■ THE PROBLEM ■
Each line containing the word "rodinné" must be reported.

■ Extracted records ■
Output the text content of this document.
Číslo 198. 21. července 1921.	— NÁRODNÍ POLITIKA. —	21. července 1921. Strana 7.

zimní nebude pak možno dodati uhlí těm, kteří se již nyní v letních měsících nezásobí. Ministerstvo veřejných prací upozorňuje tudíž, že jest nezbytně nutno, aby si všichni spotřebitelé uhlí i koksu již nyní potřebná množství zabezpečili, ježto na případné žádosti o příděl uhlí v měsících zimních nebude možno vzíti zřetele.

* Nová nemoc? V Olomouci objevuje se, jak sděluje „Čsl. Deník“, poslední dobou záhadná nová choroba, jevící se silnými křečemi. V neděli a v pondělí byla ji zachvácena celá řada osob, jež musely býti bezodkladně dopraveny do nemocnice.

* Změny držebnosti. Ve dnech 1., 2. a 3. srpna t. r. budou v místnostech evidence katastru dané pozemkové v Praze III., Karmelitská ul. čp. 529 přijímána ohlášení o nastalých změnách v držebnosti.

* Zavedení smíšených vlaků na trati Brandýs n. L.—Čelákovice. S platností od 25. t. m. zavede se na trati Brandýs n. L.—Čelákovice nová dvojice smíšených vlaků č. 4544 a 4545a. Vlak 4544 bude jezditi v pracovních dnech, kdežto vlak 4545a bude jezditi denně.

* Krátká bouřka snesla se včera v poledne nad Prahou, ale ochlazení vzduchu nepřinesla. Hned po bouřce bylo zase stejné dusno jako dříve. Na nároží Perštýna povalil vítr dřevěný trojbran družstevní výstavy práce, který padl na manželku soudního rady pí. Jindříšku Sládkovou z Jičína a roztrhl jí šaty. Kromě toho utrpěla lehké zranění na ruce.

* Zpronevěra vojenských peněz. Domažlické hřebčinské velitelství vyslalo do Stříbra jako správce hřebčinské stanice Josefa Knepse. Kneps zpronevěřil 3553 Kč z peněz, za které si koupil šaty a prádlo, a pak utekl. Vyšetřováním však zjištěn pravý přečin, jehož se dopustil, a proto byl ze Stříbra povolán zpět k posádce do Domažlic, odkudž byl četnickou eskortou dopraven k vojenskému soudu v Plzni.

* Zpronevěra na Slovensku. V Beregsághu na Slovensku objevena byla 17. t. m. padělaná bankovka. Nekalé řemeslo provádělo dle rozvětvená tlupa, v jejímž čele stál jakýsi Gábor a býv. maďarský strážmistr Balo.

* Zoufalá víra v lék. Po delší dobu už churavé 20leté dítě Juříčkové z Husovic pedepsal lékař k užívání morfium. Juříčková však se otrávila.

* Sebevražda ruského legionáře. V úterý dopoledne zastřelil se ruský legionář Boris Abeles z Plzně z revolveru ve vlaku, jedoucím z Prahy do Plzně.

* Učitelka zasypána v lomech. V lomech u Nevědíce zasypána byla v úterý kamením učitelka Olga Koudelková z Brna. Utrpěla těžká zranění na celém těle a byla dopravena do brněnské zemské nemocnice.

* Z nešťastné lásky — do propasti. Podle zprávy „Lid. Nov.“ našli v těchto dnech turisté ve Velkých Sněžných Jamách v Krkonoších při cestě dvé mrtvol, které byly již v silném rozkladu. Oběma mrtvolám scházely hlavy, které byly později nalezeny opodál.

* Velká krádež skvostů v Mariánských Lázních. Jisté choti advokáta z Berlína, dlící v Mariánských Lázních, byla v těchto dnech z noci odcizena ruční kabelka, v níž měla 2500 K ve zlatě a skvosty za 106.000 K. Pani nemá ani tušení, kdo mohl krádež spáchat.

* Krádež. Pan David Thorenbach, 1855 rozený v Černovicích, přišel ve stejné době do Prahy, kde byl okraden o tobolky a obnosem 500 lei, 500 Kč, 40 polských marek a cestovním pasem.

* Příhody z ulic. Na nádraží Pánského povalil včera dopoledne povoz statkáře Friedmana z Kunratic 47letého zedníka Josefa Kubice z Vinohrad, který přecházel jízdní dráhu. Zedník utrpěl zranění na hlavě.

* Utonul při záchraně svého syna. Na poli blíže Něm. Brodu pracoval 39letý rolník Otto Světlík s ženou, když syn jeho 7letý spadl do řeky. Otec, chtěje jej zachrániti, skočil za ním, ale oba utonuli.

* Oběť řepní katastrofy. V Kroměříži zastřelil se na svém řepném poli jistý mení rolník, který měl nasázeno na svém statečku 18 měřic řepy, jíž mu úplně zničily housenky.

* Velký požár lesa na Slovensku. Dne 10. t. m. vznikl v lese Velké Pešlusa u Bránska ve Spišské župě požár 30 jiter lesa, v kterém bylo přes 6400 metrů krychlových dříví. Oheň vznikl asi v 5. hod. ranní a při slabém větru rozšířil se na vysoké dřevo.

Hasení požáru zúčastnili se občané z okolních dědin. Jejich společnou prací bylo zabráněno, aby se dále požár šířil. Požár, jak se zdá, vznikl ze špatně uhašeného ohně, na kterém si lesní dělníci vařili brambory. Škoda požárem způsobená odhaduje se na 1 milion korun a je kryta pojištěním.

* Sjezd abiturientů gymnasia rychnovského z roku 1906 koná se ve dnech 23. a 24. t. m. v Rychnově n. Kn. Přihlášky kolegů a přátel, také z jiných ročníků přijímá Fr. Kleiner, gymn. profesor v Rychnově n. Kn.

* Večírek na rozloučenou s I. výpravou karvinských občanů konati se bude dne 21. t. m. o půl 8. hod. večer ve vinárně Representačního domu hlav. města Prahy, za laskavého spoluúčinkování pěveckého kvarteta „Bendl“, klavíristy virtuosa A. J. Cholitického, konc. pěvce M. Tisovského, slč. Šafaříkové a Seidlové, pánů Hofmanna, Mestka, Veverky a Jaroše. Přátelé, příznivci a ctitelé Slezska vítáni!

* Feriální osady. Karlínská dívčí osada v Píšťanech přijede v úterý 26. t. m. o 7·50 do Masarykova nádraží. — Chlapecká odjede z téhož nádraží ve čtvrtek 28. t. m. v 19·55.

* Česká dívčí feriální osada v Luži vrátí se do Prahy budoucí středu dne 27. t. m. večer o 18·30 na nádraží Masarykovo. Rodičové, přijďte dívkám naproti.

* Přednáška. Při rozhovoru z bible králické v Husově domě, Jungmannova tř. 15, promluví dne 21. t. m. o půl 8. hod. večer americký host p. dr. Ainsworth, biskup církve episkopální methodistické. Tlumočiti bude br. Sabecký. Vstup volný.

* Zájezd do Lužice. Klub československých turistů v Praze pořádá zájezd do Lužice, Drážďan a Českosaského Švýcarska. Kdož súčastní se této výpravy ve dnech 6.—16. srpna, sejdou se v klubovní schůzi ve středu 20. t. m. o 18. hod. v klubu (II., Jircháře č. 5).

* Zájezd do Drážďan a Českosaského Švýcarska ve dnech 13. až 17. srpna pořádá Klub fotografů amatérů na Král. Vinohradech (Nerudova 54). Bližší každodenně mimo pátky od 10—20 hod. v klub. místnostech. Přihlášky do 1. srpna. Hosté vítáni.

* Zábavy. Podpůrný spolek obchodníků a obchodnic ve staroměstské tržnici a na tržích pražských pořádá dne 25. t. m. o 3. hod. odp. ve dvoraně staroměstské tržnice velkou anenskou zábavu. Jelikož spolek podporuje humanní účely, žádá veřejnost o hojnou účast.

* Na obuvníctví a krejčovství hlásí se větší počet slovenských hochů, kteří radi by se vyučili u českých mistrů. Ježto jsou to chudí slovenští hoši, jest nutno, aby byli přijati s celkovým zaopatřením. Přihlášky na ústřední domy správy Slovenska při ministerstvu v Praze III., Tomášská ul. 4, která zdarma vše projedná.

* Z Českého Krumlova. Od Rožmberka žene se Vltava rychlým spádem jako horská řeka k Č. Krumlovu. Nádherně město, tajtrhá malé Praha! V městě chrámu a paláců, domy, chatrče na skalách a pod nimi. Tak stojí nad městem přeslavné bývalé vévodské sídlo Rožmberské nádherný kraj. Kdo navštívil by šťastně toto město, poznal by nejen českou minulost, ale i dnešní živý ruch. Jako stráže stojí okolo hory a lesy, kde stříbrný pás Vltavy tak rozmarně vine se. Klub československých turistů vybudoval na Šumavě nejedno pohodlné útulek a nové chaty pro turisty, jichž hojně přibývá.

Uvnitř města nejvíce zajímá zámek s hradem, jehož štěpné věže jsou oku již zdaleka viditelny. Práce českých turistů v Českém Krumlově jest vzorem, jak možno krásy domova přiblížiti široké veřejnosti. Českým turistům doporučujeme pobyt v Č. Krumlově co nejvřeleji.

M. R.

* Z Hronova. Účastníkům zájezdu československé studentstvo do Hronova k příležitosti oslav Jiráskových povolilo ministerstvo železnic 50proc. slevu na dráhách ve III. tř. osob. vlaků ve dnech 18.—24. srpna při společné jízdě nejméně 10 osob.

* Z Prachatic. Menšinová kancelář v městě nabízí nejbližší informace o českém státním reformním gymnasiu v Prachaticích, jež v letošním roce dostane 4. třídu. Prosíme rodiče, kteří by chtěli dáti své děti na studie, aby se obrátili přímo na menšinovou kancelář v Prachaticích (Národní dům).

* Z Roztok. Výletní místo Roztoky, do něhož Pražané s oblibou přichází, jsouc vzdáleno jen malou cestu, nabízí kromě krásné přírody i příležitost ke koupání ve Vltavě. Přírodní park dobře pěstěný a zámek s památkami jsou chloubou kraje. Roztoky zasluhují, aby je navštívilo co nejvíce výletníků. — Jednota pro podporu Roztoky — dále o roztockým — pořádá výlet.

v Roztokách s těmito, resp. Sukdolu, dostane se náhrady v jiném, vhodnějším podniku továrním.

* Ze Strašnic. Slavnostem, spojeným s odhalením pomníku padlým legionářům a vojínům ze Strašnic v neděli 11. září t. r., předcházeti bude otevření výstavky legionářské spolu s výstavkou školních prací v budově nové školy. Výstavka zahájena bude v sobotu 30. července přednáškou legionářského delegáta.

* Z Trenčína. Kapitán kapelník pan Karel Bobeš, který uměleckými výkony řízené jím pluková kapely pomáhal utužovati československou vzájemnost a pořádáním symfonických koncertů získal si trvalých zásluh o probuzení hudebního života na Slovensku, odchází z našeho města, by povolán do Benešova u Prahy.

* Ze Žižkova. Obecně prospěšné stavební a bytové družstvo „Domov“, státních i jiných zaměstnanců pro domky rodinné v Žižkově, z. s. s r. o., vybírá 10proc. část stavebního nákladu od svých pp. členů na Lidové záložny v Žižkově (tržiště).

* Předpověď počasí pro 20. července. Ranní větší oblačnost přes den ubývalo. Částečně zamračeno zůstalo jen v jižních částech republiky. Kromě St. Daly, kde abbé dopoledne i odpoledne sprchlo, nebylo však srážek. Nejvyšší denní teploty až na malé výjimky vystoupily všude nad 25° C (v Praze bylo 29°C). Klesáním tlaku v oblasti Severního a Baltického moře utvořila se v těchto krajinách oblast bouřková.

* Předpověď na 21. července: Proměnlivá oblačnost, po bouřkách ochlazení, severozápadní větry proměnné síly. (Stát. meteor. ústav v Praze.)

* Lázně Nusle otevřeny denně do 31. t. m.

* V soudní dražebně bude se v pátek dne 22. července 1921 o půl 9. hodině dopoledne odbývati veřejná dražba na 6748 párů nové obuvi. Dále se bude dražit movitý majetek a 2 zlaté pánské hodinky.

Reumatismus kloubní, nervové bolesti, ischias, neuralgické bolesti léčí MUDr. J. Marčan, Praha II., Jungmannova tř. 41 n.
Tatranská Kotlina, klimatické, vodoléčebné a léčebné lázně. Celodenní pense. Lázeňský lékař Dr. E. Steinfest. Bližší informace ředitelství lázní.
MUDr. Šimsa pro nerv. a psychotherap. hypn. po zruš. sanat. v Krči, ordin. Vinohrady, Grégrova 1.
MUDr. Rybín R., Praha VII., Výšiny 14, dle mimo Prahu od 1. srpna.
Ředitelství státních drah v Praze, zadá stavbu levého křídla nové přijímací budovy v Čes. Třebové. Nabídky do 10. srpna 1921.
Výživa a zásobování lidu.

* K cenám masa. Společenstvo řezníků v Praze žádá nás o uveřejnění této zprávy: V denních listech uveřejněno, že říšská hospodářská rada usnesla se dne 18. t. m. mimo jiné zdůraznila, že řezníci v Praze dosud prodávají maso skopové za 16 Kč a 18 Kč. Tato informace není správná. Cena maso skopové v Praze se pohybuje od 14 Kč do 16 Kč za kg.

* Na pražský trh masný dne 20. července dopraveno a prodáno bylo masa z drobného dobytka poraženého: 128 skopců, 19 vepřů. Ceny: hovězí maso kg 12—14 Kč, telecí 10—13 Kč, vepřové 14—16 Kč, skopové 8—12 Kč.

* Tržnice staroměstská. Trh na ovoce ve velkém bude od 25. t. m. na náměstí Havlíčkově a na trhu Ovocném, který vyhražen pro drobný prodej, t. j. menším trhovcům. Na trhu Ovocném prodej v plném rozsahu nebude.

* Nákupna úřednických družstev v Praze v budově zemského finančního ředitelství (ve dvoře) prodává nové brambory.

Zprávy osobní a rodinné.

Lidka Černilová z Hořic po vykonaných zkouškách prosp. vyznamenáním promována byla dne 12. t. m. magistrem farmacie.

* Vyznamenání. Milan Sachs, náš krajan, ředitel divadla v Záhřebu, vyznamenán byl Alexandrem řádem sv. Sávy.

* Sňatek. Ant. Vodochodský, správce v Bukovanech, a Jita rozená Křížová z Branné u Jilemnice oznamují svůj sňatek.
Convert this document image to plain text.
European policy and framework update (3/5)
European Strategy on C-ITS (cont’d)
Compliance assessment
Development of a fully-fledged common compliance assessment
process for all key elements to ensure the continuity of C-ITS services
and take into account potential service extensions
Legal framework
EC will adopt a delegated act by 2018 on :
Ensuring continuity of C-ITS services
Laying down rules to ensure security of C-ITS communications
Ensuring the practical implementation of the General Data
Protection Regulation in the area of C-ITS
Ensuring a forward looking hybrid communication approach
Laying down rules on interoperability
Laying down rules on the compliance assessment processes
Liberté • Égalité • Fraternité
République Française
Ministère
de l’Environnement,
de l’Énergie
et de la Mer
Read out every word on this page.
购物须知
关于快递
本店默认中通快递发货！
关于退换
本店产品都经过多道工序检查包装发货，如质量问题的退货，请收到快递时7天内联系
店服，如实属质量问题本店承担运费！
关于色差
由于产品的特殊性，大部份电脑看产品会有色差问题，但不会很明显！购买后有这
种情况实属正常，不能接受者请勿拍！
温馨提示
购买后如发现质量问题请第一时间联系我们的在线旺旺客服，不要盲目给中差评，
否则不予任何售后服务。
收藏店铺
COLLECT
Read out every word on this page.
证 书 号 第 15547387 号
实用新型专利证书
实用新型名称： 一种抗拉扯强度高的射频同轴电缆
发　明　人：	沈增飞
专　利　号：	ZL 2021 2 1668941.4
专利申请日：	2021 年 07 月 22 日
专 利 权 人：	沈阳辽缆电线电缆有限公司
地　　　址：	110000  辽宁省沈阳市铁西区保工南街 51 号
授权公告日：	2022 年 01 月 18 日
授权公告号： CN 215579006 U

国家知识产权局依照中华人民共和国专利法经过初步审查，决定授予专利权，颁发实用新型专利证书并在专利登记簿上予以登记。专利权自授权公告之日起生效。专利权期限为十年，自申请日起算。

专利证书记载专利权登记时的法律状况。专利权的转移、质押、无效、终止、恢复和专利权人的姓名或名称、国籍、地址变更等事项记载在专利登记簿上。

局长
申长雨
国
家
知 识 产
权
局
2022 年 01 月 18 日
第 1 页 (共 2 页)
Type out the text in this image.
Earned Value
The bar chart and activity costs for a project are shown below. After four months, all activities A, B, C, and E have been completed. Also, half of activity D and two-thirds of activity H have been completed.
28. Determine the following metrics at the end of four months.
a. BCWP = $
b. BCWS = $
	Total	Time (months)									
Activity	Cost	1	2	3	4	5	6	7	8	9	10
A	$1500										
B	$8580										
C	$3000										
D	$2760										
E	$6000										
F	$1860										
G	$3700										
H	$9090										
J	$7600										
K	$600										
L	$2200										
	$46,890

■ RESULT OF THE TASK ■
* Ze Žižkova. Obecně prospěšné stavební a bytové družstvo „Domov“, státních i jiných zaměstnanců pro domky rodinné v Žižkově, z. s. s r. o., vybírá 10proc. část stavebního nákladu od svých pp. členů na Lidové záložny v Žižkově (tržiště).
Zprávy osobní a rodinné.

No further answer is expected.